### RECORDS FOR PROCESSING
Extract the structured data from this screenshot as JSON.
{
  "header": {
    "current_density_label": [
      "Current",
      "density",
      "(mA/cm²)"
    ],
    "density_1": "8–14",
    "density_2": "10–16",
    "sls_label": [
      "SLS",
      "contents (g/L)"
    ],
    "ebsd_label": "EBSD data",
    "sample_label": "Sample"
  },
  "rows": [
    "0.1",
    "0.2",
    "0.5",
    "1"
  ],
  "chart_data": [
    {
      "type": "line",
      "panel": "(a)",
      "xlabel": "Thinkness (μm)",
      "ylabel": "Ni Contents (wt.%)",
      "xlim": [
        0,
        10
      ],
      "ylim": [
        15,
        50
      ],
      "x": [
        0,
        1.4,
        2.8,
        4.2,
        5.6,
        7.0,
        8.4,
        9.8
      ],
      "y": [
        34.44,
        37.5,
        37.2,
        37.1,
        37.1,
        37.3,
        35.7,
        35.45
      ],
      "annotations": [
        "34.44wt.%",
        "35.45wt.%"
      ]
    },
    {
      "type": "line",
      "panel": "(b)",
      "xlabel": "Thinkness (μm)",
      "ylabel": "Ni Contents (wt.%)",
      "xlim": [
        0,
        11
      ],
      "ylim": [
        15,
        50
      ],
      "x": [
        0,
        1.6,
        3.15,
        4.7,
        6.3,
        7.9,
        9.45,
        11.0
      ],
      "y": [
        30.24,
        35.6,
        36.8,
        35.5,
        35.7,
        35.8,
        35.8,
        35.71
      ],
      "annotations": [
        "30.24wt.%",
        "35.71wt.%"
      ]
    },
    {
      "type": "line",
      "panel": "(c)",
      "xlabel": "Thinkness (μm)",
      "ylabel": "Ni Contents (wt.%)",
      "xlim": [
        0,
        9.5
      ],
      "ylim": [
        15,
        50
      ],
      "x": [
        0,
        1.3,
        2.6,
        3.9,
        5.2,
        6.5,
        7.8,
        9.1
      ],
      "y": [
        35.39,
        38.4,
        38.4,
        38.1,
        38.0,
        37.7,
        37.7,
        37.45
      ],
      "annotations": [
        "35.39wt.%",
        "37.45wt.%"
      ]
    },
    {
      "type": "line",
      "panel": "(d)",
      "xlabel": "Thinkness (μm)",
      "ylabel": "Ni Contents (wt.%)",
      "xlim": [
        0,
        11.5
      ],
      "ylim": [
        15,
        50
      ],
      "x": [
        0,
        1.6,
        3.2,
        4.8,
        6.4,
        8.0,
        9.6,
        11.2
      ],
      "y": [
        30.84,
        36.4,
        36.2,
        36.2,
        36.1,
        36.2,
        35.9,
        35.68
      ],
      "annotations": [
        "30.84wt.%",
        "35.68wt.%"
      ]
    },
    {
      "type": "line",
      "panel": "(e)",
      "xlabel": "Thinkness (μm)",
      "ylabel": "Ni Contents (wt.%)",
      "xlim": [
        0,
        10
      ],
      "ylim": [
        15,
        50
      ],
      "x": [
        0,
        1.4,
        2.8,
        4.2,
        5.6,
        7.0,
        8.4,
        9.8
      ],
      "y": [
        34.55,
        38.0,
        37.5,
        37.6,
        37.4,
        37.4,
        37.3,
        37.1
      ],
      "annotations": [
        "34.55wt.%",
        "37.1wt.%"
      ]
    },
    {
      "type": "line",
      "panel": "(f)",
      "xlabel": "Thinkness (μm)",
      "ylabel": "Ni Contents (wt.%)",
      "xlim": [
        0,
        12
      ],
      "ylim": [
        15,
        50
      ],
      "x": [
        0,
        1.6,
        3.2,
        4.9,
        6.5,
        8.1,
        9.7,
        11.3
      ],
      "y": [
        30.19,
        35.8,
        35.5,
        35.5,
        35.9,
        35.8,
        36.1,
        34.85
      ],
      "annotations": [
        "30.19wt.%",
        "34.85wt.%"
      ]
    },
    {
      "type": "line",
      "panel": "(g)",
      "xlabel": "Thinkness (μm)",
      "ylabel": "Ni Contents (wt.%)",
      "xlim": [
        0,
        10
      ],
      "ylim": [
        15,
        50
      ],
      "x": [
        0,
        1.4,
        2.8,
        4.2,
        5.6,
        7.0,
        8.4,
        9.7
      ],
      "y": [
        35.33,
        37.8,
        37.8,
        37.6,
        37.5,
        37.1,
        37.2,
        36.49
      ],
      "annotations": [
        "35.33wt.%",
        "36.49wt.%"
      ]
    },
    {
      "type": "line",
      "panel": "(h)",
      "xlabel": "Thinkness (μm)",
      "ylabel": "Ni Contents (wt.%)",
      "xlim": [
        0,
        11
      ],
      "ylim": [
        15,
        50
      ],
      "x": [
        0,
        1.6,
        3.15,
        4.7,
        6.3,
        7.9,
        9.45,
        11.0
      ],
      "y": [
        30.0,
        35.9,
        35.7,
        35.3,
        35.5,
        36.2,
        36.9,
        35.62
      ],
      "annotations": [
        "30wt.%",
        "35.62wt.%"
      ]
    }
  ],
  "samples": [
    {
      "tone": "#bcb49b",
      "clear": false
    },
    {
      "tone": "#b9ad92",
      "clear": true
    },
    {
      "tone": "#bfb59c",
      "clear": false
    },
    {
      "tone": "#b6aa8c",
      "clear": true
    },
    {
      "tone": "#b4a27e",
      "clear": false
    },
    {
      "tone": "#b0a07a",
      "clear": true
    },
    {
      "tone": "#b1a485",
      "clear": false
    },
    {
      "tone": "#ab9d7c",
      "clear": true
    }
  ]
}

---

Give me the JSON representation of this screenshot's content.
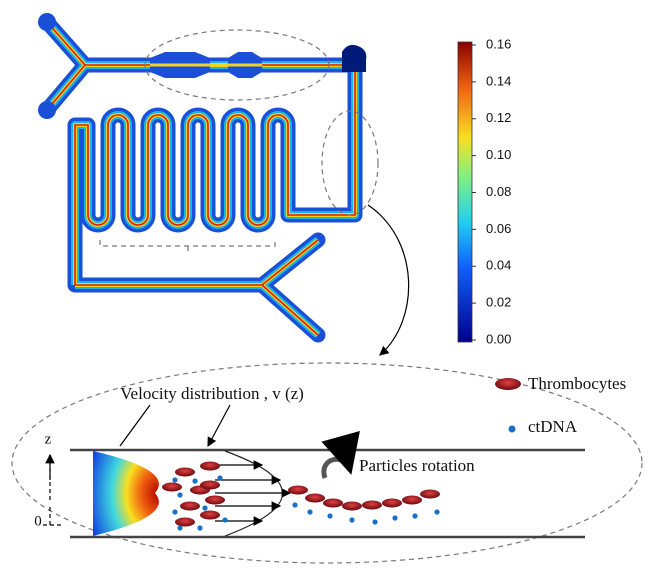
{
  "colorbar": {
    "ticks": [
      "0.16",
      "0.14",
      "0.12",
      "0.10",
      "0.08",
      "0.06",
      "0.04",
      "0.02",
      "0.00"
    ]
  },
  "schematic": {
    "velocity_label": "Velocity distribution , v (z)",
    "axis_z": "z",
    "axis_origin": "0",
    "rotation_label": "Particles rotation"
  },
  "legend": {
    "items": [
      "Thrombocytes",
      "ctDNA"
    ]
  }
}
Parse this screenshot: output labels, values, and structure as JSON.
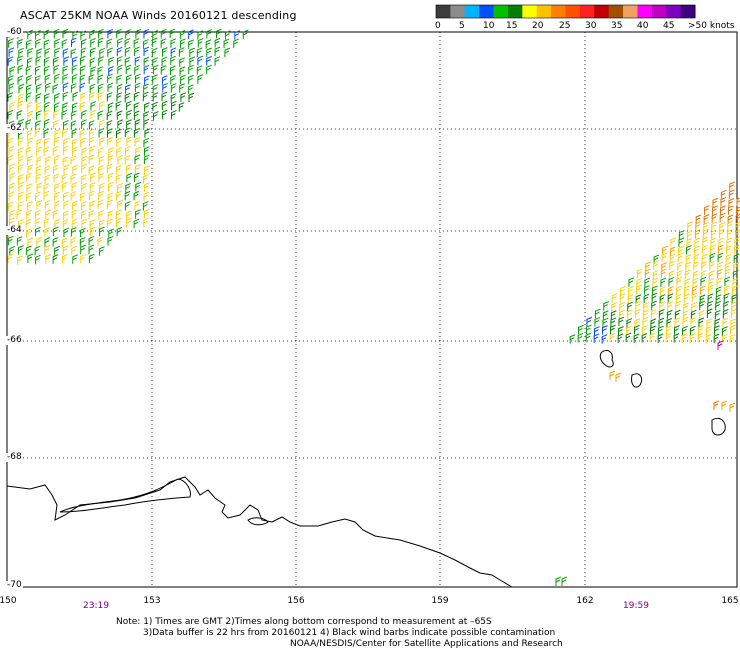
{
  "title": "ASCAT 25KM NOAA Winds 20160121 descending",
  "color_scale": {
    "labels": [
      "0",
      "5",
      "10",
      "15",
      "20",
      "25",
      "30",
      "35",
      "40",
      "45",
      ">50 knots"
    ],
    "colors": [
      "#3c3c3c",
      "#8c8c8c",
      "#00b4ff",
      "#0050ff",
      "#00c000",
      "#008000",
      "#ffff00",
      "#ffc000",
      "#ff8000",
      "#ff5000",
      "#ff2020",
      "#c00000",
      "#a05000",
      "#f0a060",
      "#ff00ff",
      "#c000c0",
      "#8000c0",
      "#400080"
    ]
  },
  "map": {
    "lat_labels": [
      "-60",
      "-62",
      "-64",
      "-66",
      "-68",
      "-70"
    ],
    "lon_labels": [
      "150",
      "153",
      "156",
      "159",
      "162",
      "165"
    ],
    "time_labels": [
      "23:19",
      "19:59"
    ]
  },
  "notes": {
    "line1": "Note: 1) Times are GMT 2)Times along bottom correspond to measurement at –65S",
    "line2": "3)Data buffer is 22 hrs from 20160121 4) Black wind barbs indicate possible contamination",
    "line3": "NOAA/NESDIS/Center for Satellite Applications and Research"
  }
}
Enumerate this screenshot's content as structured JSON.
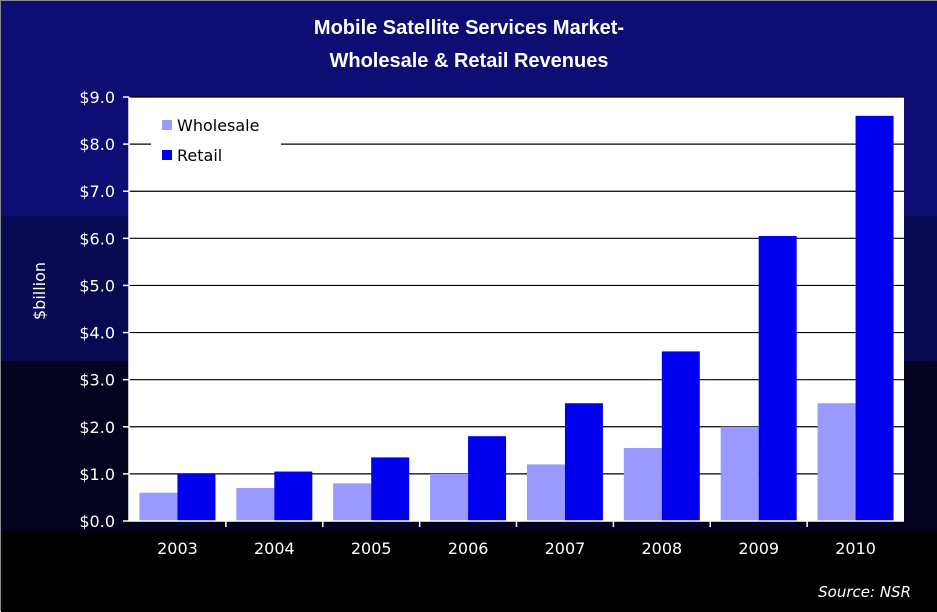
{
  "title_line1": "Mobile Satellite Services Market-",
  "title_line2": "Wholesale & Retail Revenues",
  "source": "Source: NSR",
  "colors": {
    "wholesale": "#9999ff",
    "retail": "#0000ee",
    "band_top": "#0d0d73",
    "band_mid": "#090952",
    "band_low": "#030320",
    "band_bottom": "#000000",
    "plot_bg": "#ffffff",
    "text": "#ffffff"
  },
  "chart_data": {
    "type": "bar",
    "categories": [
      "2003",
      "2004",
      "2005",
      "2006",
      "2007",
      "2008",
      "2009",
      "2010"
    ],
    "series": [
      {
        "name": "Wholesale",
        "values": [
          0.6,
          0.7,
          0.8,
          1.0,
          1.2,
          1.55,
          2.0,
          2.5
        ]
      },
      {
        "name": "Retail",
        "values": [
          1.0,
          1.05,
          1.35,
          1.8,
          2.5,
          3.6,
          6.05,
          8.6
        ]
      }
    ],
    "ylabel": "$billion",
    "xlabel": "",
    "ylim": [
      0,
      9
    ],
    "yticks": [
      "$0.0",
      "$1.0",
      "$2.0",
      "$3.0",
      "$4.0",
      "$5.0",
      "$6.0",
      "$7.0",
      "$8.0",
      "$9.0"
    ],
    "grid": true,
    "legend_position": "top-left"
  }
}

### WHAT YOU WILL DO
Return solely the number of lines in the data that include the word "from".

### TASK ANSWER
2